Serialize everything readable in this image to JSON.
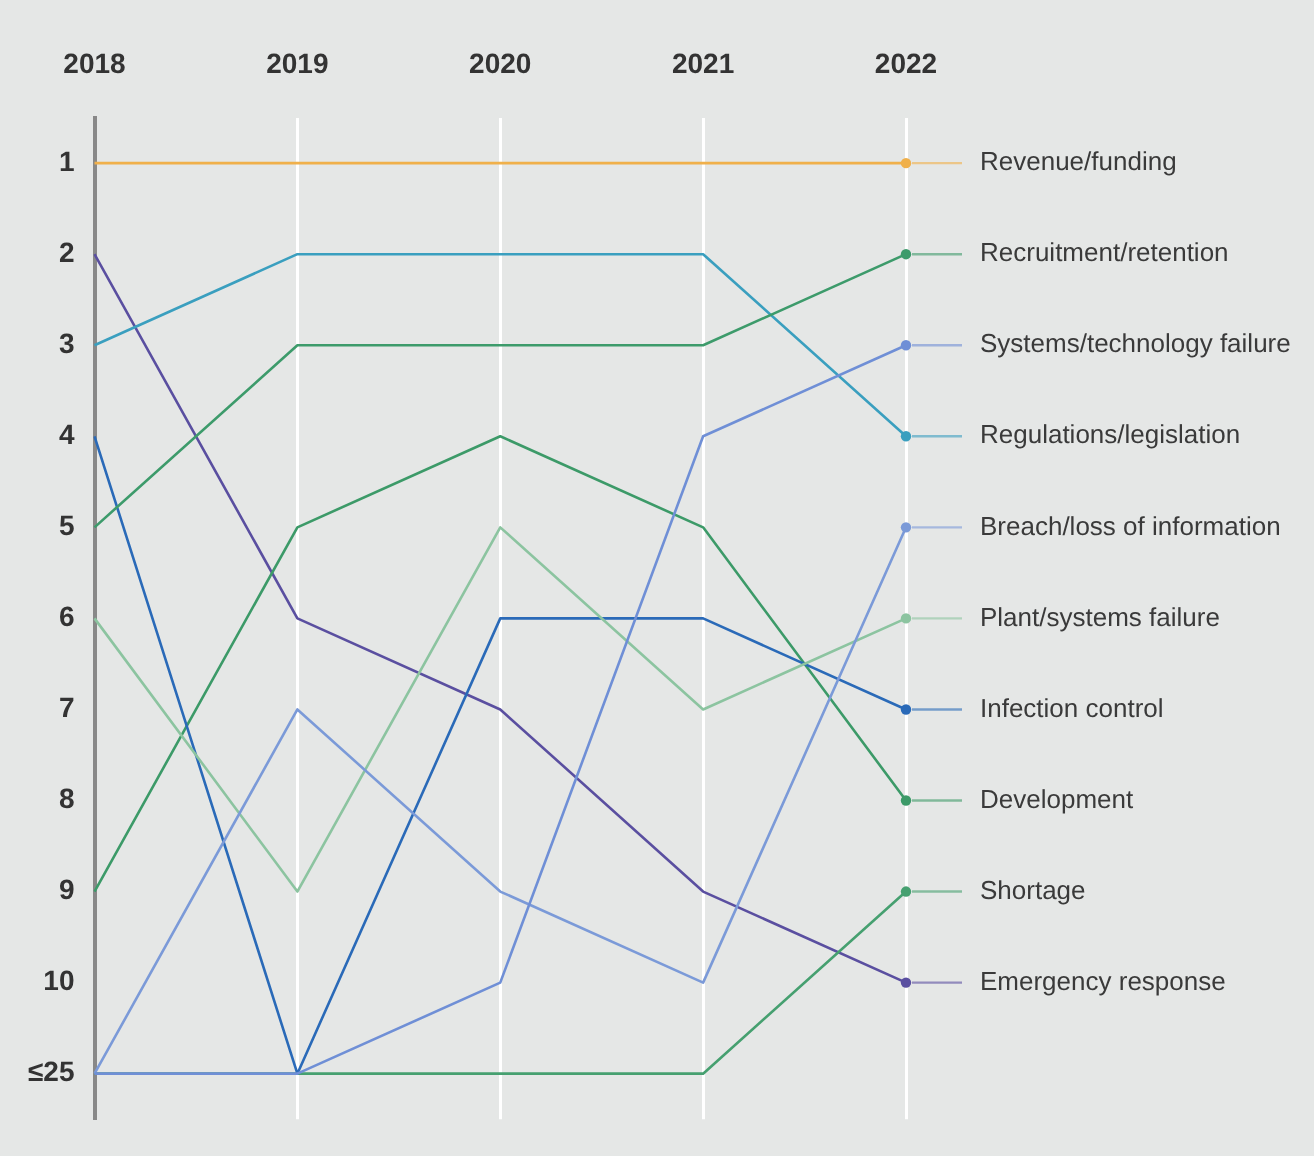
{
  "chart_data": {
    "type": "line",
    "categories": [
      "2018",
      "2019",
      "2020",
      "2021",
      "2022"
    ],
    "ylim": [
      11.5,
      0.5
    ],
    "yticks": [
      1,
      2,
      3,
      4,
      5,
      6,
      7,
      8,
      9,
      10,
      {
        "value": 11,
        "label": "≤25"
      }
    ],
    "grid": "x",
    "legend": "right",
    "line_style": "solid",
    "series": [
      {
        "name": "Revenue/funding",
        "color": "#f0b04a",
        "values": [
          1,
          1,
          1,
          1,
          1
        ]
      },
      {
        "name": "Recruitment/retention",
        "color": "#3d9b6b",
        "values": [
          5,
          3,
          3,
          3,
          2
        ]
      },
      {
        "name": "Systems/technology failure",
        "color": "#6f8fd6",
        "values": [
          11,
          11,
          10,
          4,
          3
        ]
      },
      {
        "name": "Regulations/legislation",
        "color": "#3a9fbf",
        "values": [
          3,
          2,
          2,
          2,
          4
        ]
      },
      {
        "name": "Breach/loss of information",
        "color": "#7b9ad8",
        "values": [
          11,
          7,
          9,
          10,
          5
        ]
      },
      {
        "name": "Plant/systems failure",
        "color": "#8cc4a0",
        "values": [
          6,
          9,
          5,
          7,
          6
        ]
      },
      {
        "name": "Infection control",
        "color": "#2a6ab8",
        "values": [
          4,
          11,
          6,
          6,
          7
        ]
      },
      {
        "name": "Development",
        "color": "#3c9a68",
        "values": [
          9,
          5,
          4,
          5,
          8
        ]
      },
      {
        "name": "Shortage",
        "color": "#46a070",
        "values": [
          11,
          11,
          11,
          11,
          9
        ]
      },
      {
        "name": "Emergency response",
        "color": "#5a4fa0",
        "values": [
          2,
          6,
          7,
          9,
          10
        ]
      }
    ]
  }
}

◆ ◆ ◆ ◆ ◆ ◆ ◆

*Given exercise*
Transcribe the material exactly, keeping every word and none of the pictures.

*Worked solution*
Serialize everything readable in this image to JSON.
{
  "chart_data": {
    "type": "line",
    "categories": [
      "2018",
      "2019",
      "2020",
      "2021",
      "2022"
    ],
    "ylim": [
      11.5,
      0.5
    ],
    "yticks": [
      1,
      2,
      3,
      4,
      5,
      6,
      7,
      8,
      9,
      10,
      {
        "value": 11,
        "label": "≤25"
      }
    ],
    "grid": "x",
    "legend": "right",
    "line_style": "solid",
    "series": [
      {
        "name": "Revenue/funding",
        "color": "#f0b04a",
        "values": [
          1,
          1,
          1,
          1,
          1
        ]
      },
      {
        "name": "Recruitment/retention",
        "color": "#3d9b6b",
        "values": [
          5,
          3,
          3,
          3,
          2
        ]
      },
      {
        "name": "Systems/technology failure",
        "color": "#6f8fd6",
        "values": [
          11,
          11,
          10,
          4,
          3
        ]
      },
      {
        "name": "Regulations/legislation",
        "color": "#3a9fbf",
        "values": [
          3,
          2,
          2,
          2,
          4
        ]
      },
      {
        "name": "Breach/loss of information",
        "color": "#7b9ad8",
        "values": [
          11,
          7,
          9,
          10,
          5
        ]
      },
      {
        "name": "Plant/systems failure",
        "color": "#8cc4a0",
        "values": [
          6,
          9,
          5,
          7,
          6
        ]
      },
      {
        "name": "Infection control",
        "color": "#2a6ab8",
        "values": [
          4,
          11,
          6,
          6,
          7
        ]
      },
      {
        "name": "Development",
        "color": "#3c9a68",
        "values": [
          9,
          5,
          4,
          5,
          8
        ]
      },
      {
        "name": "Shortage",
        "color": "#46a070",
        "values": [
          11,
          11,
          11,
          11,
          9
        ]
      },
      {
        "name": "Emergency response",
        "color": "#5a4fa0",
        "values": [
          2,
          6,
          7,
          9,
          10
        ]
      }
    ]
  }
}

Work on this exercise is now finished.